* Task list
1 > In the Jung passage on the origin of the hero, swap "libido" for "psychic energy" and write out the part starting at "Carl Gustav Jung" and ending at "the cycle anew.".
2 > Put the lines of the listing starting at the line that contains "Patent image size: (893, 335)." and ending at the line that contains "The fixing holder 500 is at (411, 189)." into a JSON list of strings, one string per line, with blank lines omitted.

* Passage given
● ● ● ● ● ● ●

Carl Jung : The Origin of the Hero
- InLibroVeritas
- 23 mai
- 5 min de lecture
Dernière mise à jour : 26 mai

Carl Gustav Jung
Aspects of the Masculine
THE ORIGIN OF THE HERO
The finest of all symbols of the libido is the human figure, conceived as a demon or hero. Here the symbolism leaves the objective, material realm of astral and meteorological images and takes on human form, changing into a figure who passes from joy to sorrow, from sorrow to joy, and, like the sun, now stands high at the zenith and now is plunged into darkest night, only to rise again in new splendour. Just as the sun, by its own motion and in accordance with its own inner law, climbs from morn till noon, crosses the meridian and goes its downward way towards evening, leaving its radiance behind it, and finally plunges into all-enveloping night, so man sets his course by immutable laws and, his journey over, sinks into darkness, to rise again in his children and begin the cycle anew.
The psychic life-force, the libido, symbolizes itself in the sun or personifies itself in figures of heroes with solar attributes. (...) The sun comparison can easily be taken in this sense: the heroes are like the wandering sun, from which it is concluded that the myth of the hero is a solar myth. It seems to us, rather, that he is first and foremost a self-representation of the longing of the unconscious, of its unquenched and unquenchable desire for the light of consciousness. But consciousness, continually in danger of being led astray by its own light and of becoming a rootless will o’ the wisp, longs for the healing power of nature, for the deep wells of being and for unconscious communion with life in all its countless forms.
Here I must make way for the master, who has plumbed to the root of these Faustian longings:
MEPHISTOPHELES:
This lofty mystery I must now unfold.
Goddesses throned in solitude, sublime,
Set in no place, still less in any time,
At the mere thought of them my blood runs cold.
They are the Mothers!
. . . . . . . . . . . . . . . . . . . . . . . . . .
Goddesses, unknown to mortal mind,
And named indeed with dread among our kind.
To reach them you must plumb earth’s deepest vault;
That we have need of them is your own fault.
FAUST:
Where leads the way ?
MEPHISTOPHELES:
There’s none ! To the untrodden,
Untreadable regions—the unforgotten
And unforgettable—for which prepare!
There are no bolts, no hatches to be lifted,
Through endless solitudes you shall be drifted.
Can you imagine Nothing everywhere ?
(...)
That the torment which afflicts mankind does not come from outside, but that man is his own huntsman, his own sacrificer, his own sacrificial knife, is clear from another poem of Nietzsche’s, where the dualism is resolved into a psychic conflict through the same symbolism:
O Zarathustra,
Most cruel Nimrod!

● ● ● ● ● ● ●

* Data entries
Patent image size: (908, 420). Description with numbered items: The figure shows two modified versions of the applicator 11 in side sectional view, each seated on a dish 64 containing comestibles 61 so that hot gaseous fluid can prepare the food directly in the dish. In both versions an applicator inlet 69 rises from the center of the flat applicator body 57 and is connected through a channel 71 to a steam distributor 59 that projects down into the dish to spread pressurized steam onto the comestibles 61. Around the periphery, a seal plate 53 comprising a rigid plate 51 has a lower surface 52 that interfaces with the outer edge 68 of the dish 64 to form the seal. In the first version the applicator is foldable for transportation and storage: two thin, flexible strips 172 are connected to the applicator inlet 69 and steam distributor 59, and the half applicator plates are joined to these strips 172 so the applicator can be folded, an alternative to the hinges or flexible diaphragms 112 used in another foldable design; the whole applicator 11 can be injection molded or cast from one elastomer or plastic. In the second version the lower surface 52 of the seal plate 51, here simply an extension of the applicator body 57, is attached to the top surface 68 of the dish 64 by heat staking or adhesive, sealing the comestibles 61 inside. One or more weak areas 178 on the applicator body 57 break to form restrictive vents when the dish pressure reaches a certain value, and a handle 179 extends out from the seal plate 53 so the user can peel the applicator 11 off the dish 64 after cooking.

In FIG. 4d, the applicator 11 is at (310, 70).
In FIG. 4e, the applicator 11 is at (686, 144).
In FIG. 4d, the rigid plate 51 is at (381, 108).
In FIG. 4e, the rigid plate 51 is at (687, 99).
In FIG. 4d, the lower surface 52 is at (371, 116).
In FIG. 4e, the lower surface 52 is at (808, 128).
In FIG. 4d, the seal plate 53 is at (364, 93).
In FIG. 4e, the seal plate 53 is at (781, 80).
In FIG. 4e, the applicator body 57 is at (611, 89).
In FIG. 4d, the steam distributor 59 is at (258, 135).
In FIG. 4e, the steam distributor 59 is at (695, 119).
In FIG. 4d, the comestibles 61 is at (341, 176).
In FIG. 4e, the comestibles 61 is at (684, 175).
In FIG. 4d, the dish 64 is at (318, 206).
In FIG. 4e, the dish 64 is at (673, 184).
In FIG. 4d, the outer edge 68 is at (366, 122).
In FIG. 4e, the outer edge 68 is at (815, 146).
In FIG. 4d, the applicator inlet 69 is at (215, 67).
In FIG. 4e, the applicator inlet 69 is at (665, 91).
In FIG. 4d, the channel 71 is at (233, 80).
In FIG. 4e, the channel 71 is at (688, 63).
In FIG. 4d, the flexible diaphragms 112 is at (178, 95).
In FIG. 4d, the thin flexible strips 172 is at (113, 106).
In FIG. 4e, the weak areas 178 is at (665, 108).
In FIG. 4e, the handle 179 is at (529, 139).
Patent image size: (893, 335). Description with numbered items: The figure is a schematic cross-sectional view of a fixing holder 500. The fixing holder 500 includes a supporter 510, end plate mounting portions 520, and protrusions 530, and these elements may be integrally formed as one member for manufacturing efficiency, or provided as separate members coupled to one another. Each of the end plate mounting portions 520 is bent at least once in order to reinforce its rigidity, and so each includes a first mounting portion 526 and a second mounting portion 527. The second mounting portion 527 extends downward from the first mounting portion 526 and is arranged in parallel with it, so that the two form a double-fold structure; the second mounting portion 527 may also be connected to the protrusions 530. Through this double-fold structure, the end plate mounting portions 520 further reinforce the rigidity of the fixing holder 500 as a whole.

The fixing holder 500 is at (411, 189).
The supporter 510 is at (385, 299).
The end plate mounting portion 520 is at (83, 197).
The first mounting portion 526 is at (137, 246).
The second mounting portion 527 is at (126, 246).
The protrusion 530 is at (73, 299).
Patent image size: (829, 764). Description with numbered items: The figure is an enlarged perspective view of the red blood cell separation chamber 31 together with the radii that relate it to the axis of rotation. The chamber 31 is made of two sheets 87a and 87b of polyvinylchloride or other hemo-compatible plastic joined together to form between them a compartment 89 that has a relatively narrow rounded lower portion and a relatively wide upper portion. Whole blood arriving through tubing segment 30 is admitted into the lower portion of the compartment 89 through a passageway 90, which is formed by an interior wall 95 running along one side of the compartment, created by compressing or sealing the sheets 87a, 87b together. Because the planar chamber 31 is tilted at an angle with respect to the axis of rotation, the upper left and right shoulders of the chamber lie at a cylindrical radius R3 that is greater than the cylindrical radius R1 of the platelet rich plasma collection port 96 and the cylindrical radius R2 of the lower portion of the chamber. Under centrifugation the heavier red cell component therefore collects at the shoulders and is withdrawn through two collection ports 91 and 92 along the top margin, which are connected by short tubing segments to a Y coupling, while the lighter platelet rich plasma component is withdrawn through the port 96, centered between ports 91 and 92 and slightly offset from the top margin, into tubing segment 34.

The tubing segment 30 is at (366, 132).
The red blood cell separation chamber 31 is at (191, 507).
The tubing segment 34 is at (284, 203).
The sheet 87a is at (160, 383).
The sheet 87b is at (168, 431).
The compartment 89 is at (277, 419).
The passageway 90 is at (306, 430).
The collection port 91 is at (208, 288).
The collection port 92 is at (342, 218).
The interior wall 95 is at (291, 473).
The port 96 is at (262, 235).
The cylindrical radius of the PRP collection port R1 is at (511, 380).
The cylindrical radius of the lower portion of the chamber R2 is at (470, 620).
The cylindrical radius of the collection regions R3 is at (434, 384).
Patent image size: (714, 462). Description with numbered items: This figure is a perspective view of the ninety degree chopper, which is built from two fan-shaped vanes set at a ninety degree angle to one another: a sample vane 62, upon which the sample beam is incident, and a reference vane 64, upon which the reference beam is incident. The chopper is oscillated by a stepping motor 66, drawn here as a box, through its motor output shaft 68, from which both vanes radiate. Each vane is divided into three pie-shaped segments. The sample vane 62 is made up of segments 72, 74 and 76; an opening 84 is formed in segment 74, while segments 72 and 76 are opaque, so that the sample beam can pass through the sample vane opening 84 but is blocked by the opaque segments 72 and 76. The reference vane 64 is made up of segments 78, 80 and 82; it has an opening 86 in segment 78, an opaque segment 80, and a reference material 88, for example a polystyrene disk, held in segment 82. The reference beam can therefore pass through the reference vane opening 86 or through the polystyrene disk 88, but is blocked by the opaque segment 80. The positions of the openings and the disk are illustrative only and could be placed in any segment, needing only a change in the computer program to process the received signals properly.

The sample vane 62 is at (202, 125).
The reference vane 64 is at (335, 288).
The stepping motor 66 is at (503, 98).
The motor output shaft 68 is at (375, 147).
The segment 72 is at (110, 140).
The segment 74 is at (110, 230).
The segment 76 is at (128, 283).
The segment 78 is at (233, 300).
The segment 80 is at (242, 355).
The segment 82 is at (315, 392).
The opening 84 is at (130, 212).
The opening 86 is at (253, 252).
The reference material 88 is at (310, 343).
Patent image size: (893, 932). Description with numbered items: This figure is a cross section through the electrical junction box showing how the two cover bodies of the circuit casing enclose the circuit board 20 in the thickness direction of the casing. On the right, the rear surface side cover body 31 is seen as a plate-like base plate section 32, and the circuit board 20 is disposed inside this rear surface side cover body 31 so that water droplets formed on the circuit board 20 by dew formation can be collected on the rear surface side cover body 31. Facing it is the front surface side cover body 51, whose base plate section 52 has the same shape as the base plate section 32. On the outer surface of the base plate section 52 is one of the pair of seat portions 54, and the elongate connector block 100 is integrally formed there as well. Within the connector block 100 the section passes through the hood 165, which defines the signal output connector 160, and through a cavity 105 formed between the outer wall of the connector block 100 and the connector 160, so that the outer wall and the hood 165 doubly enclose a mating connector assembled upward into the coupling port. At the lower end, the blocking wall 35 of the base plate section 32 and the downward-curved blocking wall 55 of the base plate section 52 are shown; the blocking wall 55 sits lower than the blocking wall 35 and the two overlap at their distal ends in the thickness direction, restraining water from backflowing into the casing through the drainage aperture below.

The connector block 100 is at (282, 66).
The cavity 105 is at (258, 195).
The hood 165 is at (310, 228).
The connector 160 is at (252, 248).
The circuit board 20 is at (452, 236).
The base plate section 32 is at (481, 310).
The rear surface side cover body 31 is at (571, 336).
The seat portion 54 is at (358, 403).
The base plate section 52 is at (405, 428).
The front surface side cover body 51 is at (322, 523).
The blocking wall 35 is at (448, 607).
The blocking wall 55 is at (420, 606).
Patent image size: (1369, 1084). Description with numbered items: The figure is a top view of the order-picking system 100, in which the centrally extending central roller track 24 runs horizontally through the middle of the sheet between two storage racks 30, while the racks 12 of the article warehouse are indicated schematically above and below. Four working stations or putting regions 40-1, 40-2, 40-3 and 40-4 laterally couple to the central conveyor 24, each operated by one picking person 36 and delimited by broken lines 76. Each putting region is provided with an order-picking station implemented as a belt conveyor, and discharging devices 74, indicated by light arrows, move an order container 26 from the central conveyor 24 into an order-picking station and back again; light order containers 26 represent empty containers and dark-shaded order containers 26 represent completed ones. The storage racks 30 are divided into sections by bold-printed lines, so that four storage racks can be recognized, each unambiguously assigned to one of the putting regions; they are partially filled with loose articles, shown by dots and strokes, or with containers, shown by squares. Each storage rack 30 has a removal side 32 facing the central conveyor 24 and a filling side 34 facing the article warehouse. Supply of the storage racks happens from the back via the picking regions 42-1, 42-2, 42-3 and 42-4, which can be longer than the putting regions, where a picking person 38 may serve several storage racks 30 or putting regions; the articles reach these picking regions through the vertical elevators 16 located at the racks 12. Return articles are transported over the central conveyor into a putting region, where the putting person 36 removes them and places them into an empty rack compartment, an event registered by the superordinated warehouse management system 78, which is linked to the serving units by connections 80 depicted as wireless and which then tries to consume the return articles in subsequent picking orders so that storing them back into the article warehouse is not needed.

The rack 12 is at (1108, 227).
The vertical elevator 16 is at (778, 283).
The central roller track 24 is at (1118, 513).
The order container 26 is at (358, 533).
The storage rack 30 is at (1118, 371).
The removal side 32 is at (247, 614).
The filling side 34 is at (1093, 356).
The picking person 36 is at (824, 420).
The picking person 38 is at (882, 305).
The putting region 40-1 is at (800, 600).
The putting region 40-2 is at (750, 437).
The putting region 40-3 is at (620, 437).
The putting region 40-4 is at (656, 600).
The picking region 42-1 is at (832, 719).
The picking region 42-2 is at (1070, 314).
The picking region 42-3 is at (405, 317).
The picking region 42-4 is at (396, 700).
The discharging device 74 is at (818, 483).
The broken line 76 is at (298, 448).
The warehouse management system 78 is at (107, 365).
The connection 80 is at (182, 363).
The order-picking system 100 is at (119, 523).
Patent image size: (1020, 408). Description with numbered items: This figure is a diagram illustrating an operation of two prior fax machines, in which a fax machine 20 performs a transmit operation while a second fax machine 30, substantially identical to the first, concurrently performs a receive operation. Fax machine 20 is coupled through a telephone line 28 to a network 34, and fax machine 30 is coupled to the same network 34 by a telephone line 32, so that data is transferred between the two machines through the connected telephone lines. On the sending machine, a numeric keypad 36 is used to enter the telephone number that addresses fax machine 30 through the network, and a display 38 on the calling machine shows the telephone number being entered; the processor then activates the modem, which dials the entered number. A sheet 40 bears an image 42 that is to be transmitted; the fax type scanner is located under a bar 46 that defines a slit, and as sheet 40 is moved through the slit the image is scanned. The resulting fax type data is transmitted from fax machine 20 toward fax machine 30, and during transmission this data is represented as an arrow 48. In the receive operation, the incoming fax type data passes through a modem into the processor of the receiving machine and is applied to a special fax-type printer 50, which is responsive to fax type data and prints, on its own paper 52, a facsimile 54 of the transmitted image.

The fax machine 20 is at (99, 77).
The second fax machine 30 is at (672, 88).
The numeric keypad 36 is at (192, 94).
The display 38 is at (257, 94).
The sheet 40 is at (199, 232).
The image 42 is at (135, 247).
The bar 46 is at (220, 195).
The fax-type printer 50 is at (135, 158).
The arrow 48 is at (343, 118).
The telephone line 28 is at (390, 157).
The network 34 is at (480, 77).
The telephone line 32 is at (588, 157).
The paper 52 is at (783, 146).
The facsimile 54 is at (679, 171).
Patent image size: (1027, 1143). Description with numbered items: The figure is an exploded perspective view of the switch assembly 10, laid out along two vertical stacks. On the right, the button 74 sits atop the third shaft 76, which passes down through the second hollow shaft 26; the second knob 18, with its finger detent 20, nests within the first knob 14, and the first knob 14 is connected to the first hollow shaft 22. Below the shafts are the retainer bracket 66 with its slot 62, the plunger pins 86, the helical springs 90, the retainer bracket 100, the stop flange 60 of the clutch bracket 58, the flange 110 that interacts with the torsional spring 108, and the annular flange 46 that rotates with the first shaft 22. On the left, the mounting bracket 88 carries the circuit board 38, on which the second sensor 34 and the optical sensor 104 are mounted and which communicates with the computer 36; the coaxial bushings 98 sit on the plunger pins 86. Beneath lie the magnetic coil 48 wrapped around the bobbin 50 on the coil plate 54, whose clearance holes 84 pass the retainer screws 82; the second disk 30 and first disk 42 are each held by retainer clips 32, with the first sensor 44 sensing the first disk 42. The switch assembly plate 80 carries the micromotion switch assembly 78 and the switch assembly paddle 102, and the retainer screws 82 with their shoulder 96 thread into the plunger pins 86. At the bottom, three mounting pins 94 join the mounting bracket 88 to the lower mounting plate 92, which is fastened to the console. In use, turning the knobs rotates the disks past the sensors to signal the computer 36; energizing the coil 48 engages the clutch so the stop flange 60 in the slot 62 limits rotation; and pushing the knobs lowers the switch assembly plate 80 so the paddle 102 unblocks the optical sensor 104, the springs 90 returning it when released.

● ● ● ● ● ● ●

* Written answers
1 >
Carl Gustav Jung
Aspects of the Masculine
THE ORIGIN OF THE HERO
The finest of all symbols of the psychic energy is the human figure, conceived as a demon or hero. Here the symbolism leaves the objective, material realm of astral and meteorological images and takes on human form, changing into a figure who passes from joy to sorrow, from sorrow to joy, and, like the sun, now stands high at the zenith and now is plunged into darkest night, only to rise again in new splendour. Just as the sun, by its own motion and in accordance with its own inner law, climbs from morn till noon, crosses the meridian and goes its downward way towards evening, leaving its radiance behind it, and finally plunges into all-enveloping night, so man sets his course by immutable laws and, his journey over, sinks into darkness, to rise again in his children and begin the cycle anew.

2 >
[
  "Patent image size: (893, 335). Description with numbered items: The figure is a schematic cross-sectional view of a fixing holder 500. The fixing holder 500 includes a supporter 510, end plate mounting portions 520, and protrusions 530, and these elements may be integrally formed as one member for manufacturing efficiency, or provided as separate members coupled to one another. Each of the end plate mounting portions 520 is bent at least once in order to reinforce its rigidity, and so each includes a first mounting portion 526 and a second mounting portion 527. The second mounting portion 527 extends downward from the first mounting portion 526 and is arranged in parallel with it, so that the two form a double-fold structure; the second mounting portion 527 may also be connected to the protrusions 530. Through this double-fold structure, the end plate mounting portions 520 further reinforce the rigidity of the fixing holder 500 as a whole.",
  "The fixing holder 500 is at (411, 189)."
]